*EXTRACTED ENTRIES*.
----------------
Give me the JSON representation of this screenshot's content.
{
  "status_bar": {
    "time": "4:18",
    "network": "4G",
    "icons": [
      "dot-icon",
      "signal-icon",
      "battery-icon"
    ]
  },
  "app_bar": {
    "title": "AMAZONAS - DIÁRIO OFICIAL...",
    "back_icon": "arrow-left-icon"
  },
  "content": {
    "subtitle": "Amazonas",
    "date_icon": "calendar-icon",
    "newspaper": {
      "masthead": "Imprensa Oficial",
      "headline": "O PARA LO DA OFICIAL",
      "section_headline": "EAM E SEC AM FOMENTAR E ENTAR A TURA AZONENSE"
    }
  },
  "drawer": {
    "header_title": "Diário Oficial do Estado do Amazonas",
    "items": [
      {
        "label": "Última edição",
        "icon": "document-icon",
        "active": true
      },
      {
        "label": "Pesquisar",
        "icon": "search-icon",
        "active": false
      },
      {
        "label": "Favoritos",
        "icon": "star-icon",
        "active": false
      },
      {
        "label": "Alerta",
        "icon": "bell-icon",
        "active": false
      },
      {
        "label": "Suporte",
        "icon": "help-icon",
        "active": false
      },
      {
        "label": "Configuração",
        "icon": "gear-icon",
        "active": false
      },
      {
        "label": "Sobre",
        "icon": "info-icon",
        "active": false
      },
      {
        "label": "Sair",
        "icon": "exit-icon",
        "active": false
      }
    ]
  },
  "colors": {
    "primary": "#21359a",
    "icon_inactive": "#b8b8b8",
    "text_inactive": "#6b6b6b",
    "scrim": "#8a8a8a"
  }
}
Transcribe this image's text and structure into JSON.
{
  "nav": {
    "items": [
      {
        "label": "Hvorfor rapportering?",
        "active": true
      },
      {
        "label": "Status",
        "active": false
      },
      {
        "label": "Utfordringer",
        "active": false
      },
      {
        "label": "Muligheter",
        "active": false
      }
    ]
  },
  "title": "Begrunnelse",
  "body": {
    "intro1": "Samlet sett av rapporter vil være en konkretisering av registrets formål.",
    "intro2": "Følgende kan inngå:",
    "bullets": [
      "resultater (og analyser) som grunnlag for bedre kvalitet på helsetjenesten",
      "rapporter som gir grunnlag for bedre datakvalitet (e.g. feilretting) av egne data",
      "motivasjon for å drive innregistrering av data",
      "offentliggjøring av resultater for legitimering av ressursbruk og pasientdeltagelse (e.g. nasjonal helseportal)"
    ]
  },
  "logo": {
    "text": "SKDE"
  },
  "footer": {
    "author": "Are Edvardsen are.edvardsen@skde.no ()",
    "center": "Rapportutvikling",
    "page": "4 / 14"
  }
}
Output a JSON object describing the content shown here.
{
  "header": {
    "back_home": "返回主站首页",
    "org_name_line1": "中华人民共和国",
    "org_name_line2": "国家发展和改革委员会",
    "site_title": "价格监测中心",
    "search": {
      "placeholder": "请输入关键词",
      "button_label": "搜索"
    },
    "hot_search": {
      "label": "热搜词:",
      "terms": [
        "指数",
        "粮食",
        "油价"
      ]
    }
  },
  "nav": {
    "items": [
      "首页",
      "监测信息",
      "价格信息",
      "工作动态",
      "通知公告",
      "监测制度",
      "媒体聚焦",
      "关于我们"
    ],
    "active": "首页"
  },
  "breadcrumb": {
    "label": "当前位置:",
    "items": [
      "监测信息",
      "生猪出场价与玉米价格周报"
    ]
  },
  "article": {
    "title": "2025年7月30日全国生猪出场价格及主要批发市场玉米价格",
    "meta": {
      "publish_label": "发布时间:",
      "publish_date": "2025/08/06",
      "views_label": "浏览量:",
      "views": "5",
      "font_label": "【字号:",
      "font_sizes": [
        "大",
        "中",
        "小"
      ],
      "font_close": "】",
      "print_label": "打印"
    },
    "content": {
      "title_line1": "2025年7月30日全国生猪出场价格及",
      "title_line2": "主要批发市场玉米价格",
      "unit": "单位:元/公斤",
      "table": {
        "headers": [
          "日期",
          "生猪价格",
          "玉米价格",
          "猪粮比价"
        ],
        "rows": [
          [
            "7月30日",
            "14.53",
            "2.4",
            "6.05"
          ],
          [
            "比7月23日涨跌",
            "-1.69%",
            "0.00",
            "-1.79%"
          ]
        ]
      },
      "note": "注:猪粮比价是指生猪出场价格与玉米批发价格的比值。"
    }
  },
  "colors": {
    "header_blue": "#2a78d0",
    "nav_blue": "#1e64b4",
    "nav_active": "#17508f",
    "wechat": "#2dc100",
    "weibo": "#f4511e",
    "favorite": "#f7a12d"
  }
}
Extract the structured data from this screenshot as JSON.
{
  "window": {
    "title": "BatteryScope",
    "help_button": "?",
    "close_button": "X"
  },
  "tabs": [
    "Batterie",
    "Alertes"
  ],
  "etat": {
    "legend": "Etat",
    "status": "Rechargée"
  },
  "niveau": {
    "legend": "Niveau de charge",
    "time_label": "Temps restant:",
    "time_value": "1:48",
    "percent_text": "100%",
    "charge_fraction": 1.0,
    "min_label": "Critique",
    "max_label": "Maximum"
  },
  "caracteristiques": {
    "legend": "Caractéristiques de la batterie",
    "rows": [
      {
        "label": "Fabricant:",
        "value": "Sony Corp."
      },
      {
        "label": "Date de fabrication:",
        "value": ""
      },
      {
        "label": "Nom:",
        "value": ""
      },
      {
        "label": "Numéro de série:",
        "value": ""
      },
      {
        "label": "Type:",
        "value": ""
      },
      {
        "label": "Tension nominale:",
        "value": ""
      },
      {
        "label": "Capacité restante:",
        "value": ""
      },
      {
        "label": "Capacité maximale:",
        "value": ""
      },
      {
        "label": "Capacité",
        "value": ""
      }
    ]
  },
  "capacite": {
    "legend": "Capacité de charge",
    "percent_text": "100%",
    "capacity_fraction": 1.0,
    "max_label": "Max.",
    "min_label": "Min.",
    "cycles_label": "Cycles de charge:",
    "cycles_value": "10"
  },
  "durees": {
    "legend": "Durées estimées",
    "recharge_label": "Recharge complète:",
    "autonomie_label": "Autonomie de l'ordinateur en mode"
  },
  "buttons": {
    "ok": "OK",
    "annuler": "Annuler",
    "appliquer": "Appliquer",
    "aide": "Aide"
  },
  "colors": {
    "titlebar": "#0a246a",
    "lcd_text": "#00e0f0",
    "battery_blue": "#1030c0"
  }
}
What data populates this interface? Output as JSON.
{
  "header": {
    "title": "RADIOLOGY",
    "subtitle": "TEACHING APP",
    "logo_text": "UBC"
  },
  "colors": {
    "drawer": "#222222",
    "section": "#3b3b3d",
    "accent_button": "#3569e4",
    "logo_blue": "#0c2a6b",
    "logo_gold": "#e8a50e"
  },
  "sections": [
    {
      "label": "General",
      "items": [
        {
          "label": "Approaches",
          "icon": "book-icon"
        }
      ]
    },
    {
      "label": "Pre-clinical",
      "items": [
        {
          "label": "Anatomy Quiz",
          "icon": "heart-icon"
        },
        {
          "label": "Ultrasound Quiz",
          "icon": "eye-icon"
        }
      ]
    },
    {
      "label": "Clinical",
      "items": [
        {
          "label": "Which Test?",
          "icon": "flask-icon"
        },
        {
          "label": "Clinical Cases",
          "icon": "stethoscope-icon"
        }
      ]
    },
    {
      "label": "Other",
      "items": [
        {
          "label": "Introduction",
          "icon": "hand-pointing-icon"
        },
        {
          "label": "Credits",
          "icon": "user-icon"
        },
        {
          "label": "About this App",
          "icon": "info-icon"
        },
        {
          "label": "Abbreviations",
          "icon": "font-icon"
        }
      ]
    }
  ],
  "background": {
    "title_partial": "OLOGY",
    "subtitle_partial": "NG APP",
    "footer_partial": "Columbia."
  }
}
----------------
*THE EXERCISE*. Produce an exact copy of the whole listing.

*SOLUTION TO THIS EXERCISE*.
Give me the JSON representation of this screenshot's content.
{
  "status_bar": {
    "time": "4:18",
    "network": "4G",
    "icons": [
      "dot-icon",
      "signal-icon",
      "battery-icon"
    ]
  },
  "app_bar": {
    "title": "AMAZONAS - DIÁRIO OFICIAL...",
    "back_icon": "arrow-left-icon"
  },
  "content": {
    "subtitle": "Amazonas",
    "date_icon": "calendar-icon",
    "newspaper": {
      "masthead": "Imprensa Oficial",
      "headline": "O PARA LO DA OFICIAL",
      "section_headline": "EAM E SEC AM FOMENTAR E ENTAR A TURA AZONENSE"
    }
  },
  "drawer": {
    "header_title": "Diário Oficial do Estado do Amazonas",
    "items": [
      {
        "label": "Última edição",
        "icon": "document-icon",
        "active": true
      },
      {
        "label": "Pesquisar",
        "icon": "search-icon",
        "active": false
      },
      {
        "label": "Favoritos",
        "icon": "star-icon",
        "active": false
      },
      {
        "label": "Alerta",
        "icon": "bell-icon",
        "active": false
      },
      {
        "label": "Suporte",
        "icon": "help-icon",
        "active": false
      },
      {
        "label": "Configuração",
        "icon": "gear-icon",
        "active": false
      },
      {
        "label": "Sobre",
        "icon": "info-icon",
        "active": false
      },
      {
        "label": "Sair",
        "icon": "exit-icon",
        "active": false
      }
    ]
  },
  "colors": {
    "primary": "#21359a",
    "icon_inactive": "#b8b8b8",
    "text_inactive": "#6b6b6b",
    "scrim": "#8a8a8a"
  }
}
Transcribe this image's text and structure into JSON.
{
  "nav": {
    "items": [
      {
        "label": "Hvorfor rapportering?",
        "active": true
      },
      {
        "label": "Status",
        "active": false
      },
      {
        "label": "Utfordringer",
        "active": false
      },
      {
        "label": "Muligheter",
        "active": false
      }
    ]
  },
  "title": "Begrunnelse",
  "body": {
    "intro1": "Samlet sett av rapporter vil være en konkretisering av registrets formål.",
    "intro2": "Følgende kan inngå:",
    "bullets": [
      "resultater (og analyser) som grunnlag for bedre kvalitet på helsetjenesten",
      "rapporter som gir grunnlag for bedre datakvalitet (e.g. feilretting) av egne data",
      "motivasjon for å drive innregistrering av data",
      "offentliggjøring av resultater for legitimering av ressursbruk og pasientdeltagelse (e.g. nasjonal helseportal)"
    ]
  },
  "logo": {
    "text": "SKDE"
  },
  "footer": {
    "author": "Are Edvardsen are.edvardsen@skde.no ()",
    "center": "Rapportutvikling",
    "page": "4 / 14"
  }
}
Output a JSON object describing the content shown here.
{
  "header": {
    "back_home": "返回主站首页",
    "org_name_line1": "中华人民共和国",
    "org_name_line2": "国家发展和改革委员会",
    "site_title": "价格监测中心",
    "search": {
      "placeholder": "请输入关键词",
      "button_label": "搜索"
    },
    "hot_search": {
      "label": "热搜词:",
      "terms": [
        "指数",
        "粮食",
        "油价"
      ]
    }
  },
  "nav": {
    "items": [
      "首页",
      "监测信息",
      "价格信息",
      "工作动态",
      "通知公告",
      "监测制度",
      "媒体聚焦",
      "关于我们"
    ],
    "active": "首页"
  },
  "breadcrumb": {
    "label": "当前位置:",
    "items": [
      "监测信息",
      "生猪出场价与玉米价格周报"
    ]
  },
  "article": {
    "title": "2025年7月30日全国生猪出场价格及主要批发市场玉米价格",
    "meta": {
      "publish_label": "发布时间:",
      "publish_date": "2025/08/06",
      "views_label": "浏览量:",
      "views": "5",
      "font_label": "【字号:",
      "font_sizes": [
        "大",
        "中",
        "小"
      ],
      "font_close": "】",
      "print_label": "打印"
    },
    "content": {
      "title_line1": "2025年7月30日全国生猪出场价格及",
      "title_line2": "主要批发市场玉米价格",
      "unit": "单位:元/公斤",
      "table": {
        "headers": [
          "日期",
          "生猪价格",
          "玉米价格",
          "猪粮比价"
        ],
        "rows": [
          [
            "7月30日",
            "14.53",
            "2.4",
            "6.05"
          ],
          [
            "比7月23日涨跌",
            "-1.69%",
            "0.00",
            "-1.79%"
          ]
        ]
      },
      "note": "注:猪粮比价是指生猪出场价格与玉米批发价格的比值。"
    }
  },
  "colors": {
    "header_blue": "#2a78d0",
    "nav_blue": "#1e64b4",
    "nav_active": "#17508f",
    "wechat": "#2dc100",
    "weibo": "#f4511e",
    "favorite": "#f7a12d"
  }
}
Extract the structured data from this screenshot as JSON.
{
  "window": {
    "title": "BatteryScope",
    "help_button": "?",
    "close_button": "X"
  },
  "tabs": [
    "Batterie",
    "Alertes"
  ],
  "etat": {
    "legend": "Etat",
    "status": "Rechargée"
  },
  "niveau": {
    "legend": "Niveau de charge",
    "time_label": "Temps restant:",
    "time_value": "1:48",
    "percent_text": "100%",
    "charge_fraction": 1.0,
    "min_label": "Critique",
    "max_label": "Maximum"
  },
  "caracteristiques": {
    "legend": "Caractéristiques de la batterie",
    "rows": [
      {
        "label": "Fabricant:",
        "value": "Sony Corp."
      },
      {
        "label": "Date de fabrication:",
        "value": ""
      },
      {
        "label": "Nom:",
        "value": ""
      },
      {
        "label": "Numéro de série:",
        "value": ""
      },
      {
        "label": "Type:",
        "value": ""
      },
      {
        "label": "Tension nominale:",
        "value": ""
      },
      {
        "label": "Capacité restante:",
        "value": ""
      },
      {
        "label": "Capacité maximale:",
        "value": ""
      },
      {
        "label": "Capacité",
        "value": ""
      }
    ]
  },
  "capacite": {
    "legend": "Capacité de charge",
    "percent_text": "100%",
    "capacity_fraction": 1.0,
    "max_label": "Max.",
    "min_label": "Min.",
    "cycles_label": "Cycles de charge:",
    "cycles_value": "10"
  },
  "durees": {
    "legend": "Durées estimées",
    "recharge_label": "Recharge complète:",
    "autonomie_label": "Autonomie de l'ordinateur en mode"
  },
  "buttons": {
    "ok": "OK",
    "annuler": "Annuler",
    "appliquer": "Appliquer",
    "aide": "Aide"
  },
  "colors": {
    "titlebar": "#0a246a",
    "lcd_text": "#00e0f0",
    "battery_blue": "#1030c0"
  }
}
What data populates this interface? Output as JSON.
{
  "header": {
    "title": "RADIOLOGY",
    "subtitle": "TEACHING APP",
    "logo_text": "UBC"
  },
  "colors": {
    "drawer": "#222222",
    "section": "#3b3b3d",
    "accent_button": "#3569e4",
    "logo_blue": "#0c2a6b",
    "logo_gold": "#e8a50e"
  },
  "sections": [
    {
      "label": "General",
      "items": [
        {
          "label": "Approaches",
          "icon": "book-icon"
        }
      ]
    },
    {
      "label": "Pre-clinical",
      "items": [
        {
          "label": "Anatomy Quiz",
          "icon": "heart-icon"
        },
        {
          "label": "Ultrasound Quiz",
          "icon": "eye-icon"
        }
      ]
    },
    {
      "label": "Clinical",
      "items": [
        {
          "label": "Which Test?",
          "icon": "flask-icon"
        },
        {
          "label": "Clinical Cases",
          "icon": "stethoscope-icon"
        }
      ]
    },
    {
      "label": "Other",
      "items": [
        {
          "label": "Introduction",
          "icon": "hand-pointing-icon"
        },
        {
          "label": "Credits",
          "icon": "user-icon"
        },
        {
          "label": "About this App",
          "icon": "info-icon"
        },
        {
          "label": "Abbreviations",
          "icon": "font-icon"
        }
      ]
    }
  ],
  "background": {
    "title_partial": "OLOGY",
    "subtitle_partial": "NG APP",
    "footer_partial": "Columbia."
  }
}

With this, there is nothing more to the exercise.